Answer with a single number: how many lines in the listing below include "text"?

◆ ◆ ◆ ◆

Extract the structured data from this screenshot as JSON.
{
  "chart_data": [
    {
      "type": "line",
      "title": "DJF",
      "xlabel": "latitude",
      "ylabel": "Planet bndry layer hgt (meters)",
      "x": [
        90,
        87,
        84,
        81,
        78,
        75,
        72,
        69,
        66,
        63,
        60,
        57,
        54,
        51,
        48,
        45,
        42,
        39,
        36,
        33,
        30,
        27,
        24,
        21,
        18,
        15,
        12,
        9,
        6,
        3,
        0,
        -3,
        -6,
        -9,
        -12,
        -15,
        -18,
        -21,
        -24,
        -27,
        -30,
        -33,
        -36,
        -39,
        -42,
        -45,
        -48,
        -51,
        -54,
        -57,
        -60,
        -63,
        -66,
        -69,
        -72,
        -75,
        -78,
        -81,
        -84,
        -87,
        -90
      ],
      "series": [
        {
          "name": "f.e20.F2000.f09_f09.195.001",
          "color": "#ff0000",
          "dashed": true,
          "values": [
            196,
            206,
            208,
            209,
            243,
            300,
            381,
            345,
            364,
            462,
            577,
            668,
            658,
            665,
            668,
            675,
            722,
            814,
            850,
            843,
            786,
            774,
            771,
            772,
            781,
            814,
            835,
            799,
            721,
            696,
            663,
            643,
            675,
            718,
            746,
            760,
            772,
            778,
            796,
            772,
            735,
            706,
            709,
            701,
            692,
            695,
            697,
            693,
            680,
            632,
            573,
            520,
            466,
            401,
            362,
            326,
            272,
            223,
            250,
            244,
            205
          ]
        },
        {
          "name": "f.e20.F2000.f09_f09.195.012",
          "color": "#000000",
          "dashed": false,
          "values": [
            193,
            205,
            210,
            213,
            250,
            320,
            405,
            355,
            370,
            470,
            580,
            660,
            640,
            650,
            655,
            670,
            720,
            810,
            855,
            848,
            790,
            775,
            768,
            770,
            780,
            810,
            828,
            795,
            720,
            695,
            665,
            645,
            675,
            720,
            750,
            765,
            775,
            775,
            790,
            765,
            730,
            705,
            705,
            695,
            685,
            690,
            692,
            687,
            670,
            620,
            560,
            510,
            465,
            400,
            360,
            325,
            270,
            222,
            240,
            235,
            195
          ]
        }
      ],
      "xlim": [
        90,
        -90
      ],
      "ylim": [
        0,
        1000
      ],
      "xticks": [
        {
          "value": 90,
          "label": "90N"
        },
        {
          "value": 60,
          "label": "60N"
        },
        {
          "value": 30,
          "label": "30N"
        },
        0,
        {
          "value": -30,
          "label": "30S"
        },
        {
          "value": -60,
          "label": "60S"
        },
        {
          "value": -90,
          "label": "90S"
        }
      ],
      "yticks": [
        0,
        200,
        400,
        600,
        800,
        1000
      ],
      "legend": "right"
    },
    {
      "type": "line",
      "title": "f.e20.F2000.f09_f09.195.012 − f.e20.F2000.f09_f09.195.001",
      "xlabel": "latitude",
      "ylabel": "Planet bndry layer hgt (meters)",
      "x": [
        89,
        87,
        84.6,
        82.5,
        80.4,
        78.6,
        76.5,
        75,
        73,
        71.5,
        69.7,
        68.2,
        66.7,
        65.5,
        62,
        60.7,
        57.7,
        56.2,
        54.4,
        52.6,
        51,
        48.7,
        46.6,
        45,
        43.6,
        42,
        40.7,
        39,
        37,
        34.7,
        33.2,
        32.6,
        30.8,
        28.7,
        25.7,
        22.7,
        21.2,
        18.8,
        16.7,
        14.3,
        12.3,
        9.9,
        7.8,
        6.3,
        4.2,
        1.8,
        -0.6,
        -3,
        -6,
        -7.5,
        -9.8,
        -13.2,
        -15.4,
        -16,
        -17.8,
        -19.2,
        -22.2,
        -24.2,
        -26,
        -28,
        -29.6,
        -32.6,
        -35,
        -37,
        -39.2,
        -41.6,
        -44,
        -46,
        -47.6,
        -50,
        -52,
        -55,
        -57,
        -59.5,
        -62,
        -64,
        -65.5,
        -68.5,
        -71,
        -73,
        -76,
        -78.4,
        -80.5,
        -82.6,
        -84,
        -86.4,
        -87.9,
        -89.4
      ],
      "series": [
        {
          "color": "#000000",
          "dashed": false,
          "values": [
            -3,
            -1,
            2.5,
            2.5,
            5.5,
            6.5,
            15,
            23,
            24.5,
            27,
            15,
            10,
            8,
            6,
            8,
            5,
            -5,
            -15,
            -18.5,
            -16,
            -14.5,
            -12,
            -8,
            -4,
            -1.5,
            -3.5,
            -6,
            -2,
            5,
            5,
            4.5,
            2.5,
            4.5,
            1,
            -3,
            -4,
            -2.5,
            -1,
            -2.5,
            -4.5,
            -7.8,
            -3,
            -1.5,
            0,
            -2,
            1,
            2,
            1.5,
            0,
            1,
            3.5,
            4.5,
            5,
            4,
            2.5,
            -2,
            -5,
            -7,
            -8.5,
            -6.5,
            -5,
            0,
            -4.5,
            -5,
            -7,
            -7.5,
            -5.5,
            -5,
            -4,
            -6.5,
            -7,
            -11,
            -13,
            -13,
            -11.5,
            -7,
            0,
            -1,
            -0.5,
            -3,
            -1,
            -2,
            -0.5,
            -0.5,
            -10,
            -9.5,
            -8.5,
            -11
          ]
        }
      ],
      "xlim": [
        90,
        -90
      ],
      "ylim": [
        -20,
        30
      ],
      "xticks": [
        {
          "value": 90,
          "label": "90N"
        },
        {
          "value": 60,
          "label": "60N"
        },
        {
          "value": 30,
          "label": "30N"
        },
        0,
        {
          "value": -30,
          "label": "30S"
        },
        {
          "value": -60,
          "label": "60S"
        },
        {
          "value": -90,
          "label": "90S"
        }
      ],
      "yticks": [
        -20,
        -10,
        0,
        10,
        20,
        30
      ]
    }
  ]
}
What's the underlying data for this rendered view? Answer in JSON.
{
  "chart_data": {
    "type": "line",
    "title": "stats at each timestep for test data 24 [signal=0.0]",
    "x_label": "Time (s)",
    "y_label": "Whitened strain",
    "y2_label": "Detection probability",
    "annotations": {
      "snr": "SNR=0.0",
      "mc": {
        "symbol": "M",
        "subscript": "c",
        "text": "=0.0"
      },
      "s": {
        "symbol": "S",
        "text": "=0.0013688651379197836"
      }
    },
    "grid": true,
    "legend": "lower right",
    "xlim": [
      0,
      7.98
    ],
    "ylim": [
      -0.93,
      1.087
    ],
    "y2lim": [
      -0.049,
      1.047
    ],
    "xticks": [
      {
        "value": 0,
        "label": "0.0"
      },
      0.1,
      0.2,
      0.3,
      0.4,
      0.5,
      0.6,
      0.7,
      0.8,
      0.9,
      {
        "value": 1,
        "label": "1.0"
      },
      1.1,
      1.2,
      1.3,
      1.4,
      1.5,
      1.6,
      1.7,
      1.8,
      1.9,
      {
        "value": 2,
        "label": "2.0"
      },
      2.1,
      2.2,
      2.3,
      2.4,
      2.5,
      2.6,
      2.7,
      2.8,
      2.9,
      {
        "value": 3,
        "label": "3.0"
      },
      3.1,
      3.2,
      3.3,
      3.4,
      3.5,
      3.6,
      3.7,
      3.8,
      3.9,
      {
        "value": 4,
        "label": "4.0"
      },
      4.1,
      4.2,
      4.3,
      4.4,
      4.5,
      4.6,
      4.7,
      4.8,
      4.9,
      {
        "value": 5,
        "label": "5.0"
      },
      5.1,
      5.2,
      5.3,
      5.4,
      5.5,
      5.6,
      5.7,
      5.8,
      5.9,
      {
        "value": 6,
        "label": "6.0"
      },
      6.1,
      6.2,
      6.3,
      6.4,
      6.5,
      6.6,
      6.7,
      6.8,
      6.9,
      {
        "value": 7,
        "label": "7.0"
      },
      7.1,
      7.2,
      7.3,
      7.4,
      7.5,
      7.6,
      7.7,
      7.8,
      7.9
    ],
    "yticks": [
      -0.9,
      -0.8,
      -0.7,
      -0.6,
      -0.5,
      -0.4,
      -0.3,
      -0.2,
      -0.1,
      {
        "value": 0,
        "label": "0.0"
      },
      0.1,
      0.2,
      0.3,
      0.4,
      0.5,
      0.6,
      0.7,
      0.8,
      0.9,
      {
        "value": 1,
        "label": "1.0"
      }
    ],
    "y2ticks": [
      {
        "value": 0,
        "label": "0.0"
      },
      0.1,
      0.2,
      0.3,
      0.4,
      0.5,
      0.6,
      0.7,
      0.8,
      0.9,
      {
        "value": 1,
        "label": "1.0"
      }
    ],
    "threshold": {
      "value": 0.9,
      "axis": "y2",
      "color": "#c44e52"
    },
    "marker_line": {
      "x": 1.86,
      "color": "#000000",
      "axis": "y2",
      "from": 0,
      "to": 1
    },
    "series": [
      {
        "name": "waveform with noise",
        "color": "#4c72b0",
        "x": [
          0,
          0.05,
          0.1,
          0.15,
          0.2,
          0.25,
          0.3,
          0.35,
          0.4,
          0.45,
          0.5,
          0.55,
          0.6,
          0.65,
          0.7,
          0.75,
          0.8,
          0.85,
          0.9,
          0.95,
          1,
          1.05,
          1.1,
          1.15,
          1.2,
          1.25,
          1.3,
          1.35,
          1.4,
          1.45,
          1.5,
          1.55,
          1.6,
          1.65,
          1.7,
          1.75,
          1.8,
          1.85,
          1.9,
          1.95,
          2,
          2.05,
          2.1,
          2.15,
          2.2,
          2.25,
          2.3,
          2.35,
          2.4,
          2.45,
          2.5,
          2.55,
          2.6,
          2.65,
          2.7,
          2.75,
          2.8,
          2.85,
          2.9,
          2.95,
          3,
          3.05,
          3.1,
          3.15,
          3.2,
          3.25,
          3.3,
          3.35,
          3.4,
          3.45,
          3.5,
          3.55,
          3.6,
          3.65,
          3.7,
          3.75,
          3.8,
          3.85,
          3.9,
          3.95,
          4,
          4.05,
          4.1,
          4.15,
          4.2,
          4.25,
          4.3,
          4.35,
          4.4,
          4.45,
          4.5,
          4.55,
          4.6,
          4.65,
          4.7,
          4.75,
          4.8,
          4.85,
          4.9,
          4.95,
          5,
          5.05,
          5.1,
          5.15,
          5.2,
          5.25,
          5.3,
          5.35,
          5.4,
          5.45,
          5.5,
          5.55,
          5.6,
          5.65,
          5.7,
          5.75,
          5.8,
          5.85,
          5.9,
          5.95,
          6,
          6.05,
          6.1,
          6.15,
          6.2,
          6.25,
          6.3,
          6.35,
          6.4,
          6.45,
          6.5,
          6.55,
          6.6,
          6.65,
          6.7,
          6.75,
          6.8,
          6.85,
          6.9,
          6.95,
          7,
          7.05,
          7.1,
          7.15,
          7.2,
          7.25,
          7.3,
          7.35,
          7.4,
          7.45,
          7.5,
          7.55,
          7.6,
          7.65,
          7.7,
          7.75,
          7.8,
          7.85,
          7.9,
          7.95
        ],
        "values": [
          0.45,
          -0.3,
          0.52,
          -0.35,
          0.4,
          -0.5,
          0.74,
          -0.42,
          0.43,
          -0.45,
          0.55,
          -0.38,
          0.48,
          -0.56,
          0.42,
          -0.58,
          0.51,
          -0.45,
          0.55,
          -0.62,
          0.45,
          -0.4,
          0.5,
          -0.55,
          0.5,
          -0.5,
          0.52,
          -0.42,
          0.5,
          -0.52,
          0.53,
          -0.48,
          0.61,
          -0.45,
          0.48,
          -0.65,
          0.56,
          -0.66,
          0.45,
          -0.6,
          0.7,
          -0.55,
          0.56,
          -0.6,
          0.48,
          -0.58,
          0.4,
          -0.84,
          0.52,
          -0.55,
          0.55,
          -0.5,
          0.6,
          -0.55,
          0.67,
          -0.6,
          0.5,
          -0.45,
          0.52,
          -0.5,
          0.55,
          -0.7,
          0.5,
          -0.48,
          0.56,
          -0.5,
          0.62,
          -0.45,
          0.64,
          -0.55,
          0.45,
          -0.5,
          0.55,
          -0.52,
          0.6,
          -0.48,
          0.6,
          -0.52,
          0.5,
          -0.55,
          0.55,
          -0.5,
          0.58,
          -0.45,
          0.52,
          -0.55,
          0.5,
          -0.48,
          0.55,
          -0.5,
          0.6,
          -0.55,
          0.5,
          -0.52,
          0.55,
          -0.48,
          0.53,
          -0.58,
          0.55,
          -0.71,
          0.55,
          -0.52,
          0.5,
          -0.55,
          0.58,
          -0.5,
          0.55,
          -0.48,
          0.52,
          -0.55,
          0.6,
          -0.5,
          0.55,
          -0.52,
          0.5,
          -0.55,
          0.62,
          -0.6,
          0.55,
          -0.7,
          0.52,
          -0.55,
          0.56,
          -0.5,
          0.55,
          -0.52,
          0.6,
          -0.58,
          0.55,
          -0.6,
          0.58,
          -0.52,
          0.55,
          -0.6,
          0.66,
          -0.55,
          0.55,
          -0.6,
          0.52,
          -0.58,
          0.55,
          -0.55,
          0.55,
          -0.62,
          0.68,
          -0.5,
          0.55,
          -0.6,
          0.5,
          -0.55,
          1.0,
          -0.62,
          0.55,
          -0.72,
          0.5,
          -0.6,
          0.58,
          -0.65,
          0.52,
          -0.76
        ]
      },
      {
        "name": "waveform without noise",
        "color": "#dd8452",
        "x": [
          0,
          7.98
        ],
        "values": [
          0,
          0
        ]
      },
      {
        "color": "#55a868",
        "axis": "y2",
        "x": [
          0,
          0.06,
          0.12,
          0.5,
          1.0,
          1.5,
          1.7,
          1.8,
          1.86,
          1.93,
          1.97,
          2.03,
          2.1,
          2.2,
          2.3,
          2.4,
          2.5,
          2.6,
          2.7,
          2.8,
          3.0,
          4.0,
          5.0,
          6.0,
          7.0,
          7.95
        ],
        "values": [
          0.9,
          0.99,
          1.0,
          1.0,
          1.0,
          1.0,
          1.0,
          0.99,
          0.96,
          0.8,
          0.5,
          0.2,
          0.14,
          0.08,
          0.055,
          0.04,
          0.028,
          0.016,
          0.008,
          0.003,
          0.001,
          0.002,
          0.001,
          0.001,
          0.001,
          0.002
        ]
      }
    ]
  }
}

◆ ◆ ◆ ◆

Complete response =>
2